> [What this task involves] In the entries below, find every line holding the string "compartment" and collect it.
[START Available data]
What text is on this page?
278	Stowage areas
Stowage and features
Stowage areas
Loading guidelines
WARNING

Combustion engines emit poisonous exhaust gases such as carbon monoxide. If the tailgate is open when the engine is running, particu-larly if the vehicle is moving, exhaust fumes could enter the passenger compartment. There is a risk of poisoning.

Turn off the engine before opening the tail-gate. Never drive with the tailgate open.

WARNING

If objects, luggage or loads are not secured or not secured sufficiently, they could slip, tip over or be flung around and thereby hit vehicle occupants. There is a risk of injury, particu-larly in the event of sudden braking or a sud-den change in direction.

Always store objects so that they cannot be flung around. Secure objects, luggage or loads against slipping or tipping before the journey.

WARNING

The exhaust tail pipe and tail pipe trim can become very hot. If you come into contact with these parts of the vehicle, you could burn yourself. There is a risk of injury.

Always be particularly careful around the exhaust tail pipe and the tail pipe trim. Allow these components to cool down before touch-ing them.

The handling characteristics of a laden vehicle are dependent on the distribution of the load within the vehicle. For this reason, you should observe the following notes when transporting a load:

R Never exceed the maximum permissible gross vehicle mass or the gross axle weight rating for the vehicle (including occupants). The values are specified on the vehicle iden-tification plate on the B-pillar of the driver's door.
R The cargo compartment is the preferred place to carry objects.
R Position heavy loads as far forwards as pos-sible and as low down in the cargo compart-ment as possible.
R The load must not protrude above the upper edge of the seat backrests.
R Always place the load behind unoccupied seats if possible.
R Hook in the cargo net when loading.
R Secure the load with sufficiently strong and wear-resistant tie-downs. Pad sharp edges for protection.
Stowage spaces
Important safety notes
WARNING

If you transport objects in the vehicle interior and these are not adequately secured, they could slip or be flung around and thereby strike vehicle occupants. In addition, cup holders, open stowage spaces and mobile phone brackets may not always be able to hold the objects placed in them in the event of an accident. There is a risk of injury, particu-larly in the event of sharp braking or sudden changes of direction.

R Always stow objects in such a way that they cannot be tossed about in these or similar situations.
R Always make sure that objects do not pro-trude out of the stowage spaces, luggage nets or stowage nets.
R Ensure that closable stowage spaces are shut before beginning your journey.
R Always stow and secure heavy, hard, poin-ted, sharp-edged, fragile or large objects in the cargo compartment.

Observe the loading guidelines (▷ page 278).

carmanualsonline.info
[END Available data]
[START Available data]
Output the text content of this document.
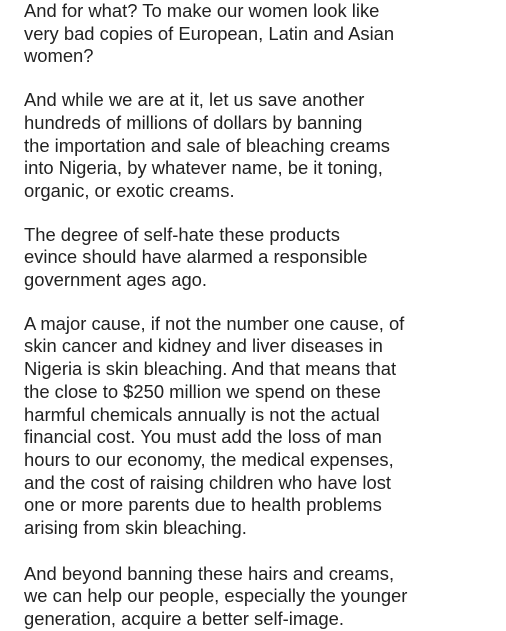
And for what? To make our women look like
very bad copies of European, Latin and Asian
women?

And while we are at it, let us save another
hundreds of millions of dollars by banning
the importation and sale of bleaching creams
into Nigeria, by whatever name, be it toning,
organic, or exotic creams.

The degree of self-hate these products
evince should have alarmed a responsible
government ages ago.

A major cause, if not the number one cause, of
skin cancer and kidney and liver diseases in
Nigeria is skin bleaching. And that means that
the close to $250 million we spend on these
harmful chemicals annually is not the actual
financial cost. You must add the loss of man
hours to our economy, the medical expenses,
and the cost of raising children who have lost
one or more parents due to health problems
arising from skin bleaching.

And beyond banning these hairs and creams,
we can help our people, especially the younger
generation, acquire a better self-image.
[END Available data]
[START Available data]
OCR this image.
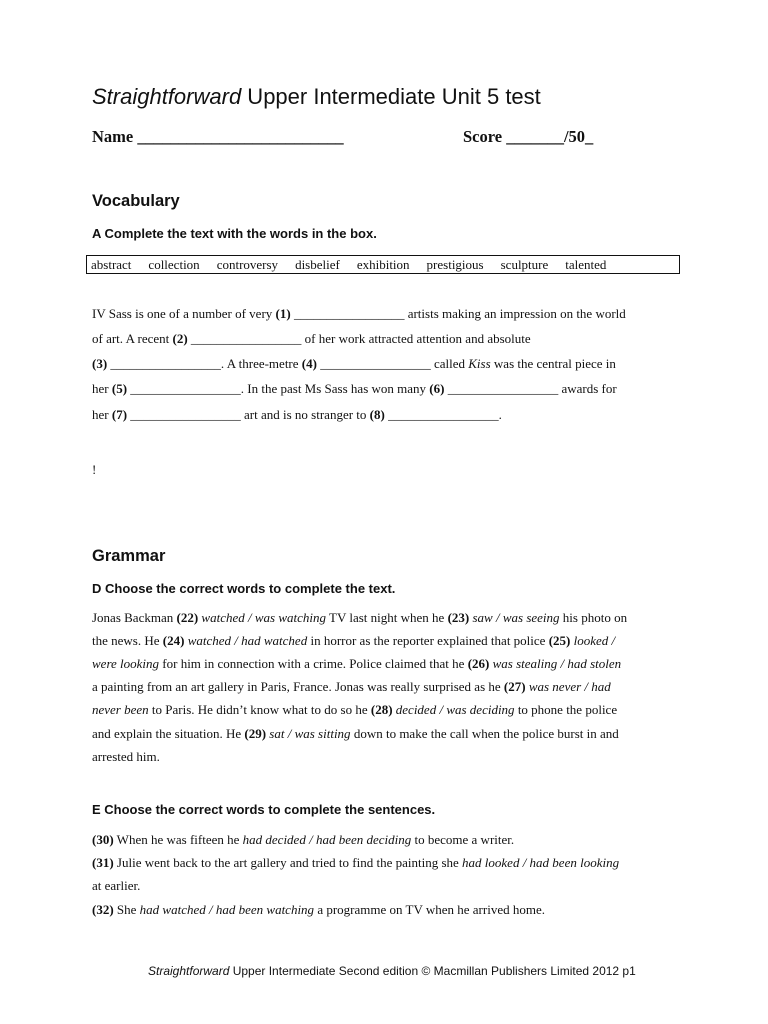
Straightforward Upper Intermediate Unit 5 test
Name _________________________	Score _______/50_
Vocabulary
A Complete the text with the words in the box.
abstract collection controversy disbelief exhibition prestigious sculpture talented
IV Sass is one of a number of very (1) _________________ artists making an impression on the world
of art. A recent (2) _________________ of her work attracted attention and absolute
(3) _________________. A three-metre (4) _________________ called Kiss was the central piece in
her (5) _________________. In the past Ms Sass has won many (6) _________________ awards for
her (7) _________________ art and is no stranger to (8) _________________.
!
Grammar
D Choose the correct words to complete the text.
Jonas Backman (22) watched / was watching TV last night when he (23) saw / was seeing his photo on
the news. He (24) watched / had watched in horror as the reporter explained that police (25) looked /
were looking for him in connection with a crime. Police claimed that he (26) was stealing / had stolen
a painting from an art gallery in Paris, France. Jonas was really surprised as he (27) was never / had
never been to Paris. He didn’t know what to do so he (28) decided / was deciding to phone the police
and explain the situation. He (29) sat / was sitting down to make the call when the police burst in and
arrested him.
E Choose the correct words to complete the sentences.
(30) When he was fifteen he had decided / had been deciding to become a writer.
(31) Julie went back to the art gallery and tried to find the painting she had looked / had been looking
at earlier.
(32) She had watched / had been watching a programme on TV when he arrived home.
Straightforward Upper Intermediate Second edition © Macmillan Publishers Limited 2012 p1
[END Available data]
> [Expected output]
Combustion engines emit poisonous exhaust gases such as carbon monoxide. If the tailgate is open when the engine is running, particu-larly if the vehicle is moving, exhaust fumes could enter the passenger compartment. There is a risk of poisoning.
R The cargo compartment is the preferred place to carry objects.
R Always stow and secure heavy, hard, poin-ted, sharp-edged, fragile or large objects in the cargo compartment.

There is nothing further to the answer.